DO THIS: Check each line of the records for "color"; collect those that have it.
— Start LISTED RECORDS —
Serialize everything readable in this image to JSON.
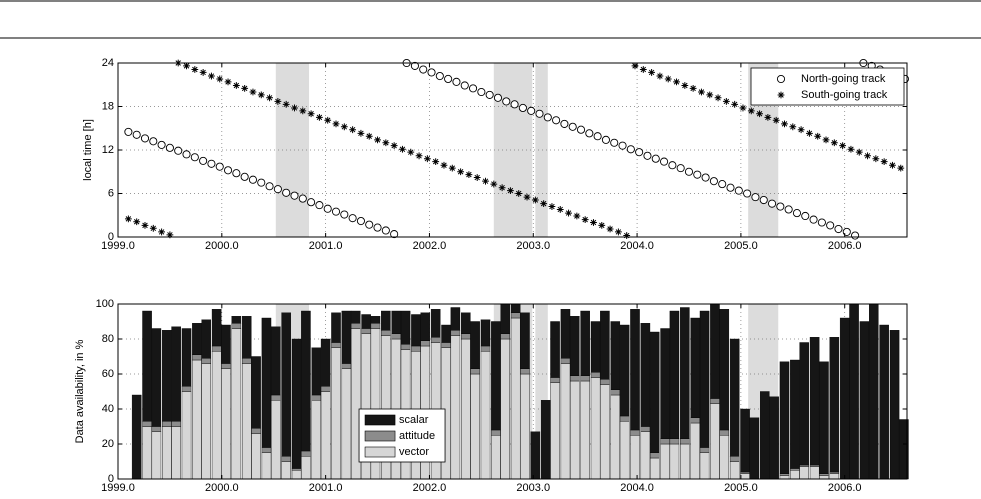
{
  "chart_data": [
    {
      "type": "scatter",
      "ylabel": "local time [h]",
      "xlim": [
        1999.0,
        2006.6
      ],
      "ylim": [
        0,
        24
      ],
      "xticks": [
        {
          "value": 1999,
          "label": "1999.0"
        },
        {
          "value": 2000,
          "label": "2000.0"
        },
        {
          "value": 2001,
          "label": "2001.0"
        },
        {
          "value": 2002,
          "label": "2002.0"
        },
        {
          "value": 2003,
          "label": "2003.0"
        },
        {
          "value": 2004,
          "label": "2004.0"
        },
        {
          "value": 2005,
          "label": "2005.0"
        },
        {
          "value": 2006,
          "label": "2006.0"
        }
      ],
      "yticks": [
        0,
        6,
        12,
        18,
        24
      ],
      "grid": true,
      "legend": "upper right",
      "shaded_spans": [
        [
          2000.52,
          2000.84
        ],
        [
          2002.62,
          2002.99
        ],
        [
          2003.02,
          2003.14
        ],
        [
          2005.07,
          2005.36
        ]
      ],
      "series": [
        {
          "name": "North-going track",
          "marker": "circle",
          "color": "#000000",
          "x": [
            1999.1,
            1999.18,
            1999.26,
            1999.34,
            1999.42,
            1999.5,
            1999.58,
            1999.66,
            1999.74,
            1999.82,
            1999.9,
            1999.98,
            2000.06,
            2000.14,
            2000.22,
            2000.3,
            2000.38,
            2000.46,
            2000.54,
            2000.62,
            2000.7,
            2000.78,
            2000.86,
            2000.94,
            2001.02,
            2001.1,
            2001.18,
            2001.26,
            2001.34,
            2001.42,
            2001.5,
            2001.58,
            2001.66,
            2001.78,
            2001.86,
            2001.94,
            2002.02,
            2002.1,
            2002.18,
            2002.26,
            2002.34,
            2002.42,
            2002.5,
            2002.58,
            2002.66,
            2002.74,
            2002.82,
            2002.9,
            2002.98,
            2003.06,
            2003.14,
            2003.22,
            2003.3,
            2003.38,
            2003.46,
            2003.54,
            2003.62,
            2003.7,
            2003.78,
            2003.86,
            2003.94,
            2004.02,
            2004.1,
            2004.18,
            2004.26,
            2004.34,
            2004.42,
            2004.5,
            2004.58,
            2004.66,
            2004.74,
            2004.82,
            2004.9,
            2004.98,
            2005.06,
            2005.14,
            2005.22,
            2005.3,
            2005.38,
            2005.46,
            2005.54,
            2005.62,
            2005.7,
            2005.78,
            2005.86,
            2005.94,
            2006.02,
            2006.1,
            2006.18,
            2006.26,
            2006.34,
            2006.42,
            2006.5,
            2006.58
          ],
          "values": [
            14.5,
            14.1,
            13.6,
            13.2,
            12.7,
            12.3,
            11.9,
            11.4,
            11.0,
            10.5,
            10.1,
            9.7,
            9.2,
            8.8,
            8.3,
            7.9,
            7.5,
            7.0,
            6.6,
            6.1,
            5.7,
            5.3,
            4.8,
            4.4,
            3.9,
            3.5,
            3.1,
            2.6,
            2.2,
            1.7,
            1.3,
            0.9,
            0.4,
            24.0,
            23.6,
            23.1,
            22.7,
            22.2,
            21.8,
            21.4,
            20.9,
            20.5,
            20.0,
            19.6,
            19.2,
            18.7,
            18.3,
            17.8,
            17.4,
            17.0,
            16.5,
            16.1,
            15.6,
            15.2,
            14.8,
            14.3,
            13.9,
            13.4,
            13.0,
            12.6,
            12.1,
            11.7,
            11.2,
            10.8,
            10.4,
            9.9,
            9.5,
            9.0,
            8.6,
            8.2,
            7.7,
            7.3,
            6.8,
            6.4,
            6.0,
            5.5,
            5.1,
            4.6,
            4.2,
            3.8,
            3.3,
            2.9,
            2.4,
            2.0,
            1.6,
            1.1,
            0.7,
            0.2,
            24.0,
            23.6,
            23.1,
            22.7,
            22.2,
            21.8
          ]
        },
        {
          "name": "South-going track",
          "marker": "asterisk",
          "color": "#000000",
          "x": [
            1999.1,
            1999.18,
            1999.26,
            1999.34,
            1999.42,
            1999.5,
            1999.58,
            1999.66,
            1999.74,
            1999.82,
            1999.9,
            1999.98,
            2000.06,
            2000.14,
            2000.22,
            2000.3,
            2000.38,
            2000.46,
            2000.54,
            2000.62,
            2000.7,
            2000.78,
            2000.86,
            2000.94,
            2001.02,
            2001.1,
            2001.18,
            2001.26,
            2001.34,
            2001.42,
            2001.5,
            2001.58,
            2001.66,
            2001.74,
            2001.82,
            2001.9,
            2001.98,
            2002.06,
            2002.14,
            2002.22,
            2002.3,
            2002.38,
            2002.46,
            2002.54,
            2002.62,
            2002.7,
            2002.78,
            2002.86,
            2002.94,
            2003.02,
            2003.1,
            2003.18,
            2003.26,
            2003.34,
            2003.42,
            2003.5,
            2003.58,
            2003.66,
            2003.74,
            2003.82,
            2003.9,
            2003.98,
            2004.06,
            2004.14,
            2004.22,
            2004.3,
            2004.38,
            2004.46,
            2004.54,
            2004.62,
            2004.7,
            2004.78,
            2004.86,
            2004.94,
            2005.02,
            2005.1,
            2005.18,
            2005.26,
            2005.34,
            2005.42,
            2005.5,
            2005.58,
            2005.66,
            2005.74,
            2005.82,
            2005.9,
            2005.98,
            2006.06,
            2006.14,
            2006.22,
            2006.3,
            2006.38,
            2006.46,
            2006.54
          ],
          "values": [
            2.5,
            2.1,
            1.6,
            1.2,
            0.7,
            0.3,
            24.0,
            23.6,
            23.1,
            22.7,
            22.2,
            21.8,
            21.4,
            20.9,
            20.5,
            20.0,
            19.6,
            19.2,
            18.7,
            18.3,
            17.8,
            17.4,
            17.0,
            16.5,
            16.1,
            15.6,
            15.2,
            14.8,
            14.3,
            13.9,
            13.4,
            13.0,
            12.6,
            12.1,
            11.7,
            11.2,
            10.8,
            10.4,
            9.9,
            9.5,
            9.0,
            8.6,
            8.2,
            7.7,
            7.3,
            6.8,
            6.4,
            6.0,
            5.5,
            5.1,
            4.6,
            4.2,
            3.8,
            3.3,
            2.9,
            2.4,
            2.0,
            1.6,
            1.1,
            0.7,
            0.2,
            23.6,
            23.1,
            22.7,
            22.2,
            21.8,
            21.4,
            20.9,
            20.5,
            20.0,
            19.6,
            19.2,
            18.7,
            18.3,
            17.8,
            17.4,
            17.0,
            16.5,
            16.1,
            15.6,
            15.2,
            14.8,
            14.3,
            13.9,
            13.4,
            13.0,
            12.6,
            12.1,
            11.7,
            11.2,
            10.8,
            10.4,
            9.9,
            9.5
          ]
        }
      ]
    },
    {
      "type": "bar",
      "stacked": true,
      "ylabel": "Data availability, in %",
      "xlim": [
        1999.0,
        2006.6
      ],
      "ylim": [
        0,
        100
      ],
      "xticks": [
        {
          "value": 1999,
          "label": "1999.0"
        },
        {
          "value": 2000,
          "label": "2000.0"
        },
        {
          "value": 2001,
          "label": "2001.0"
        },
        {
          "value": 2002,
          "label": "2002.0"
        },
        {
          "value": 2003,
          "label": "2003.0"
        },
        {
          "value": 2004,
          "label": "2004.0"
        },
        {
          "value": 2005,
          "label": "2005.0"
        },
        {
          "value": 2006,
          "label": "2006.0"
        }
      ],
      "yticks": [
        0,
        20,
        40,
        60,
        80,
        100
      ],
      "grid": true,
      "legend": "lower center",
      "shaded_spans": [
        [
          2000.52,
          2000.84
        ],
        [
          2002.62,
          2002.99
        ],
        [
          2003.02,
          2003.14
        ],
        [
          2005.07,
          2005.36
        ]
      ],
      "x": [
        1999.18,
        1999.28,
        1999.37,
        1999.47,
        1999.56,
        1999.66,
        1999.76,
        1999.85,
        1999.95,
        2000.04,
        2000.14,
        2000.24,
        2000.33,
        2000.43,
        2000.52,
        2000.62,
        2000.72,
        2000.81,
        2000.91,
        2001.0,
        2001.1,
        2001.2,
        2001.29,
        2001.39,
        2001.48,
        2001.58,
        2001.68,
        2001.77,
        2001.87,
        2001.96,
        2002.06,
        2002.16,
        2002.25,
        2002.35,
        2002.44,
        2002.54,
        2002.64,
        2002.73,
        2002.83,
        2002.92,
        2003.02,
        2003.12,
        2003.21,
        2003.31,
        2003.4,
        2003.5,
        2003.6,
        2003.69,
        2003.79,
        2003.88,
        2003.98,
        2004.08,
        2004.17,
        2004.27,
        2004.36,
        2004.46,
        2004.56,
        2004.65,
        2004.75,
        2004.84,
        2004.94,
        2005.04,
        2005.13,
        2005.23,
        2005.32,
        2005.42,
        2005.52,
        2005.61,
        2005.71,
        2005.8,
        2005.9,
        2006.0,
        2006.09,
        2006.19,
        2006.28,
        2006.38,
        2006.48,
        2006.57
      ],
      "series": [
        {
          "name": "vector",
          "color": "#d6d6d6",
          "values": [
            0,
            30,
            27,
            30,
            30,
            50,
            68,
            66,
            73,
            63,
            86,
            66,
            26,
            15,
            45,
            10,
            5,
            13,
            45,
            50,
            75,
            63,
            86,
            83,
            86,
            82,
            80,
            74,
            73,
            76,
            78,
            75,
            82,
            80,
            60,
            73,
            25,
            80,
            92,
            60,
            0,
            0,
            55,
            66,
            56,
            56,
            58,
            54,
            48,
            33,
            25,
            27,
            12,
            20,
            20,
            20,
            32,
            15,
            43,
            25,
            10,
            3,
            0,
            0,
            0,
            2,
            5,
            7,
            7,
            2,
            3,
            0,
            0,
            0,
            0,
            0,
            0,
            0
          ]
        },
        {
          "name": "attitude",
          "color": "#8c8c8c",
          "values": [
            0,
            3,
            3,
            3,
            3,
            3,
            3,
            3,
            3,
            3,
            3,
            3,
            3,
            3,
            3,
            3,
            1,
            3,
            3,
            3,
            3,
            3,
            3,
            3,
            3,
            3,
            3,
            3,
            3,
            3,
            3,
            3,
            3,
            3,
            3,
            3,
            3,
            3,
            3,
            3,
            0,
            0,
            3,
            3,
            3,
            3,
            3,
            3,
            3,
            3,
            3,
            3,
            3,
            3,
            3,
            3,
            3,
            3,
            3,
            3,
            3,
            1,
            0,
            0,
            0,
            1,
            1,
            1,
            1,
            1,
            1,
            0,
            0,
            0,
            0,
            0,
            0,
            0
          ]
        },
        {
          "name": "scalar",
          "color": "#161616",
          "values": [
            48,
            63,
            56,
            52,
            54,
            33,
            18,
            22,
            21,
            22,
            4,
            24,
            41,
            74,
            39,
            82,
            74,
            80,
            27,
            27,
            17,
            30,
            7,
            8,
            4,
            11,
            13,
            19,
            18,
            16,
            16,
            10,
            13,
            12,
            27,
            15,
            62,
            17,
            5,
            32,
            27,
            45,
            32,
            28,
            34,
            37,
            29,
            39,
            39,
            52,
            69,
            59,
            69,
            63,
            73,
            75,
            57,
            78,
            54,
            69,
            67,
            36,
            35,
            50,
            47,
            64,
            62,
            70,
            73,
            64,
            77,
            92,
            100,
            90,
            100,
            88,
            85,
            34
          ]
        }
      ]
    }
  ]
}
— End LISTED RECORDS —
ANSWER TO THIS PROBLEM:
          "color": "#000000",
          "color": "#000000",
          "color": "#d6d6d6",
          "color": "#8c8c8c",
          "color": "#161616",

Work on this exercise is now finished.